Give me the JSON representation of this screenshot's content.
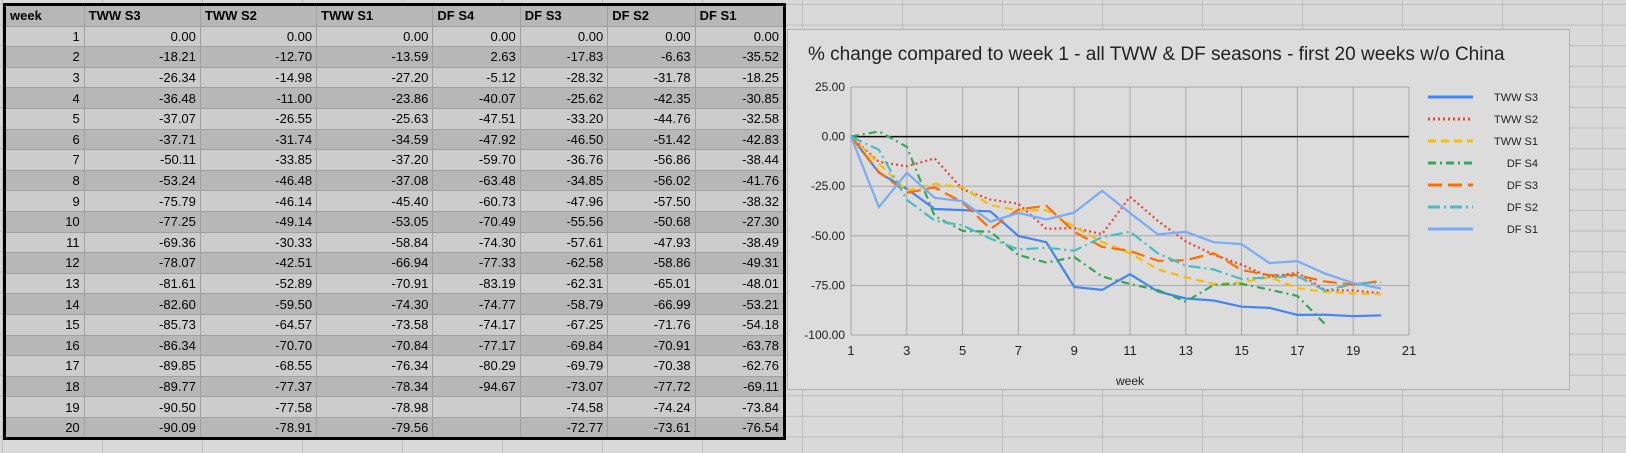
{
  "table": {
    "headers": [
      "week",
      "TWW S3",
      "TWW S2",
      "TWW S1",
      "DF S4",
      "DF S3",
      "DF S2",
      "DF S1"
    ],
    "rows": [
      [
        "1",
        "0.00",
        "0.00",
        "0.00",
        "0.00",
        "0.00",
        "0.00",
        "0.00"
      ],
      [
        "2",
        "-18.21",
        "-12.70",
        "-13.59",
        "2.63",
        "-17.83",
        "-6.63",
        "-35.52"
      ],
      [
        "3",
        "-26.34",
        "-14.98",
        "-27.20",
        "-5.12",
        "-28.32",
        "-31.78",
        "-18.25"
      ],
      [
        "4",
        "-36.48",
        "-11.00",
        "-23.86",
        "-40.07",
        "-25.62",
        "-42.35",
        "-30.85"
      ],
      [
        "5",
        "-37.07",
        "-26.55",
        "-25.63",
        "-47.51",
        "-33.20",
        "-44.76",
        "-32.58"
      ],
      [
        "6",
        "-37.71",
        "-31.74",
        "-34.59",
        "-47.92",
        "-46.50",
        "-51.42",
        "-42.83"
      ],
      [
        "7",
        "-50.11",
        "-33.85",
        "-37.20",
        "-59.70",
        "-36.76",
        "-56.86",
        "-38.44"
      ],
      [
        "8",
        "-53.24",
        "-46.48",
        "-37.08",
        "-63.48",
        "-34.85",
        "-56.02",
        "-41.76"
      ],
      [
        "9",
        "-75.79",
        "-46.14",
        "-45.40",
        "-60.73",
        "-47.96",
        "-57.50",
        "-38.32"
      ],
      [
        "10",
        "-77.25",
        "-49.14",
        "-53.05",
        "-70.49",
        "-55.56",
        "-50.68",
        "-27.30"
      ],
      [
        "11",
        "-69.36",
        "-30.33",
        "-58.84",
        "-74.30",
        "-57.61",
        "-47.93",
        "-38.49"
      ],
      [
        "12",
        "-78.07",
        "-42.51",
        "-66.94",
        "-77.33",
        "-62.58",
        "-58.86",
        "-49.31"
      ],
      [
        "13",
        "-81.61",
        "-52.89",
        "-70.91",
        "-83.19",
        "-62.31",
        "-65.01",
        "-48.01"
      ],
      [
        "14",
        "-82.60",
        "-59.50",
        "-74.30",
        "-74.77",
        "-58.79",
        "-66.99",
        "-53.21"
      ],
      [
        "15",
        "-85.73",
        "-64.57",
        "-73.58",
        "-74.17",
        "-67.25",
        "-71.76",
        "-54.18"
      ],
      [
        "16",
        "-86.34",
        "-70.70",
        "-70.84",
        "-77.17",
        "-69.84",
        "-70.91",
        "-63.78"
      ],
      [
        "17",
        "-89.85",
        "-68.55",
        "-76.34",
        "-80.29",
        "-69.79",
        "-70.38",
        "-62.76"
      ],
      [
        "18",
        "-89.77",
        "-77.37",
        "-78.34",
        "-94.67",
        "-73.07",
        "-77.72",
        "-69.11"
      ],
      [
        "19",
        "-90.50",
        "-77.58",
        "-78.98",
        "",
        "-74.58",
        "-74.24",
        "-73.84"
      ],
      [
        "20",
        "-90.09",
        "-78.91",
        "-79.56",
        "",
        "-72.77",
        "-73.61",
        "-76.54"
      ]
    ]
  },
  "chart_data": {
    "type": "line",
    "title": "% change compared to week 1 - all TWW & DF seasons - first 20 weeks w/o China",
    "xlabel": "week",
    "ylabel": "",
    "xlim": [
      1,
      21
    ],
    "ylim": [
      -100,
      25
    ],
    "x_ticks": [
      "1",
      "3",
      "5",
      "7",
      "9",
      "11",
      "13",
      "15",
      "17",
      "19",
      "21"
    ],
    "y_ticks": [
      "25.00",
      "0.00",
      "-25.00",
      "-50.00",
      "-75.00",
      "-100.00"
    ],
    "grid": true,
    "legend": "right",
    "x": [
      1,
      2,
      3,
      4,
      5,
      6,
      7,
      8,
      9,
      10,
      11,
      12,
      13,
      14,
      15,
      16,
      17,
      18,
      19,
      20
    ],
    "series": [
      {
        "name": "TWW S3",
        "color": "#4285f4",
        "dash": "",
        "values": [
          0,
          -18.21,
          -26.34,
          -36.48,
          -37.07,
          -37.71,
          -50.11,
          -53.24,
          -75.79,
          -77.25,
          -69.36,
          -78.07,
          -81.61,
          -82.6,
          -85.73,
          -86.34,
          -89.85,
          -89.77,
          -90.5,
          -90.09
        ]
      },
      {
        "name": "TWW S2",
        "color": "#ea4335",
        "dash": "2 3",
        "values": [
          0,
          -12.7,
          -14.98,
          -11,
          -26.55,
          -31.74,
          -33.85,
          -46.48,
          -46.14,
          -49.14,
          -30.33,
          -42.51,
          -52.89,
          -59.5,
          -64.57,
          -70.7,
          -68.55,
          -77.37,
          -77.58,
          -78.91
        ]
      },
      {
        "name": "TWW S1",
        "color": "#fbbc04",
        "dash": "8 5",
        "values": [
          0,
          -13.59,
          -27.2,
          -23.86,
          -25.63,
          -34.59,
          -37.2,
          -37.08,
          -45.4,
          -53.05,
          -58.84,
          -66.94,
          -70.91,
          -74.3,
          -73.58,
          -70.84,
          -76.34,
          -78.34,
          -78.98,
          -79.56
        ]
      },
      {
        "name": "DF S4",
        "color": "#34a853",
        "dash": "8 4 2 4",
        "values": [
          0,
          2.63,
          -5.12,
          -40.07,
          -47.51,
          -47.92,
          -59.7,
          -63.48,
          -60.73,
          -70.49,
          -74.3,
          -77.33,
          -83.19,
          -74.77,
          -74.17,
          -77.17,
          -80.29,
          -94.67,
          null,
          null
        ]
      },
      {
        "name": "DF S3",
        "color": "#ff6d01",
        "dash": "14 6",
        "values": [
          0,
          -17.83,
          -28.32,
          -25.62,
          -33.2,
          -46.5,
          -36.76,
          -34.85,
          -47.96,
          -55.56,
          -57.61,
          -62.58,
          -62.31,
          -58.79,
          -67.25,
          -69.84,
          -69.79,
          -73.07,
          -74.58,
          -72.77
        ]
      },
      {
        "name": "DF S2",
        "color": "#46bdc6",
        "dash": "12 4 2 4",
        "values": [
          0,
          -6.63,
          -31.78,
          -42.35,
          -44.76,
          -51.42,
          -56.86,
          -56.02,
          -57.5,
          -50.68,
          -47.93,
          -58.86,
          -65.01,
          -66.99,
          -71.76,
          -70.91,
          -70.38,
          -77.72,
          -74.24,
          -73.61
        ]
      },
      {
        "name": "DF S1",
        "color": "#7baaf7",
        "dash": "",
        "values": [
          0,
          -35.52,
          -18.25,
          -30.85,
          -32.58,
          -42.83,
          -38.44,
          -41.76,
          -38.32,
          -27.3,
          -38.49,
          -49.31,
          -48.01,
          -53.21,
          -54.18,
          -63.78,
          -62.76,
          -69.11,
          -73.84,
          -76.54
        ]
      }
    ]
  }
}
● ● ● ●
Print the entries above exactly, taking out only the pictures.

ANSWER TO THIS TASK:
Give me the JSON representation of this screenshot's content.
{
  "table": {
    "headers": [
      "week",
      "TWW S3",
      "TWW S2",
      "TWW S1",
      "DF S4",
      "DF S3",
      "DF S2",
      "DF S1"
    ],
    "rows": [
      [
        "1",
        "0.00",
        "0.00",
        "0.00",
        "0.00",
        "0.00",
        "0.00",
        "0.00"
      ],
      [
        "2",
        "-18.21",
        "-12.70",
        "-13.59",
        "2.63",
        "-17.83",
        "-6.63",
        "-35.52"
      ],
      [
        "3",
        "-26.34",
        "-14.98",
        "-27.20",
        "-5.12",
        "-28.32",
        "-31.78",
        "-18.25"
      ],
      [
        "4",
        "-36.48",
        "-11.00",
        "-23.86",
        "-40.07",
        "-25.62",
        "-42.35",
        "-30.85"
      ],
      [
        "5",
        "-37.07",
        "-26.55",
        "-25.63",
        "-47.51",
        "-33.20",
        "-44.76",
        "-32.58"
      ],
      [
        "6",
        "-37.71",
        "-31.74",
        "-34.59",
        "-47.92",
        "-46.50",
        "-51.42",
        "-42.83"
      ],
      [
        "7",
        "-50.11",
        "-33.85",
        "-37.20",
        "-59.70",
        "-36.76",
        "-56.86",
        "-38.44"
      ],
      [
        "8",
        "-53.24",
        "-46.48",
        "-37.08",
        "-63.48",
        "-34.85",
        "-56.02",
        "-41.76"
      ],
      [
        "9",
        "-75.79",
        "-46.14",
        "-45.40",
        "-60.73",
        "-47.96",
        "-57.50",
        "-38.32"
      ],
      [
        "10",
        "-77.25",
        "-49.14",
        "-53.05",
        "-70.49",
        "-55.56",
        "-50.68",
        "-27.30"
      ],
      [
        "11",
        "-69.36",
        "-30.33",
        "-58.84",
        "-74.30",
        "-57.61",
        "-47.93",
        "-38.49"
      ],
      [
        "12",
        "-78.07",
        "-42.51",
        "-66.94",
        "-77.33",
        "-62.58",
        "-58.86",
        "-49.31"
      ],
      [
        "13",
        "-81.61",
        "-52.89",
        "-70.91",
        "-83.19",
        "-62.31",
        "-65.01",
        "-48.01"
      ],
      [
        "14",
        "-82.60",
        "-59.50",
        "-74.30",
        "-74.77",
        "-58.79",
        "-66.99",
        "-53.21"
      ],
      [
        "15",
        "-85.73",
        "-64.57",
        "-73.58",
        "-74.17",
        "-67.25",
        "-71.76",
        "-54.18"
      ],
      [
        "16",
        "-86.34",
        "-70.70",
        "-70.84",
        "-77.17",
        "-69.84",
        "-70.91",
        "-63.78"
      ],
      [
        "17",
        "-89.85",
        "-68.55",
        "-76.34",
        "-80.29",
        "-69.79",
        "-70.38",
        "-62.76"
      ],
      [
        "18",
        "-89.77",
        "-77.37",
        "-78.34",
        "-94.67",
        "-73.07",
        "-77.72",
        "-69.11"
      ],
      [
        "19",
        "-90.50",
        "-77.58",
        "-78.98",
        "",
        "-74.58",
        "-74.24",
        "-73.84"
      ],
      [
        "20",
        "-90.09",
        "-78.91",
        "-79.56",
        "",
        "-72.77",
        "-73.61",
        "-76.54"
      ]
    ]
  },
  "chart_data": {
    "type": "line",
    "title": "% change compared to week 1 - all TWW & DF seasons - first 20 weeks w/o China",
    "xlabel": "week",
    "ylabel": "",
    "xlim": [
      1,
      21
    ],
    "ylim": [
      -100,
      25
    ],
    "x_ticks": [
      "1",
      "3",
      "5",
      "7",
      "9",
      "11",
      "13",
      "15",
      "17",
      "19",
      "21"
    ],
    "y_ticks": [
      "25.00",
      "0.00",
      "-25.00",
      "-50.00",
      "-75.00",
      "-100.00"
    ],
    "grid": true,
    "legend": "right",
    "x": [
      1,
      2,
      3,
      4,
      5,
      6,
      7,
      8,
      9,
      10,
      11,
      12,
      13,
      14,
      15,
      16,
      17,
      18,
      19,
      20
    ],
    "series": [
      {
        "name": "TWW S3",
        "color": "#4285f4",
        "dash": "",
        "values": [
          0,
          -18.21,
          -26.34,
          -36.48,
          -37.07,
          -37.71,
          -50.11,
          -53.24,
          -75.79,
          -77.25,
          -69.36,
          -78.07,
          -81.61,
          -82.6,
          -85.73,
          -86.34,
          -89.85,
          -89.77,
          -90.5,
          -90.09
        ]
      },
      {
        "name": "TWW S2",
        "color": "#ea4335",
        "dash": "2 3",
        "values": [
          0,
          -12.7,
          -14.98,
          -11,
          -26.55,
          -31.74,
          -33.85,
          -46.48,
          -46.14,
          -49.14,
          -30.33,
          -42.51,
          -52.89,
          -59.5,
          -64.57,
          -70.7,
          -68.55,
          -77.37,
          -77.58,
          -78.91
        ]
      },
      {
        "name": "TWW S1",
        "color": "#fbbc04",
        "dash": "8 5",
        "values": [
          0,
          -13.59,
          -27.2,
          -23.86,
          -25.63,
          -34.59,
          -37.2,
          -37.08,
          -45.4,
          -53.05,
          -58.84,
          -66.94,
          -70.91,
          -74.3,
          -73.58,
          -70.84,
          -76.34,
          -78.34,
          -78.98,
          -79.56
        ]
      },
      {
        "name": "DF S4",
        "color": "#34a853",
        "dash": "8 4 2 4",
        "values": [
          0,
          2.63,
          -5.12,
          -40.07,
          -47.51,
          -47.92,
          -59.7,
          -63.48,
          -60.73,
          -70.49,
          -74.3,
          -77.33,
          -83.19,
          -74.77,
          -74.17,
          -77.17,
          -80.29,
          -94.67,
          null,
          null
        ]
      },
      {
        "name": "DF S3",
        "color": "#ff6d01",
        "dash": "14 6",
        "values": [
          0,
          -17.83,
          -28.32,
          -25.62,
          -33.2,
          -46.5,
          -36.76,
          -34.85,
          -47.96,
          -55.56,
          -57.61,
          -62.58,
          -62.31,
          -58.79,
          -67.25,
          -69.84,
          -69.79,
          -73.07,
          -74.58,
          -72.77
        ]
      },
      {
        "name": "DF S2",
        "color": "#46bdc6",
        "dash": "12 4 2 4",
        "values": [
          0,
          -6.63,
          -31.78,
          -42.35,
          -44.76,
          -51.42,
          -56.86,
          -56.02,
          -57.5,
          -50.68,
          -47.93,
          -58.86,
          -65.01,
          -66.99,
          -71.76,
          -70.91,
          -70.38,
          -77.72,
          -74.24,
          -73.61
        ]
      },
      {
        "name": "DF S1",
        "color": "#7baaf7",
        "dash": "",
        "values": [
          0,
          -35.52,
          -18.25,
          -30.85,
          -32.58,
          -42.83,
          -38.44,
          -41.76,
          -38.32,
          -27.3,
          -38.49,
          -49.31,
          -48.01,
          -53.21,
          -54.18,
          -63.78,
          -62.76,
          -69.11,
          -73.84,
          -76.54
        ]
      }
    ]
  }
}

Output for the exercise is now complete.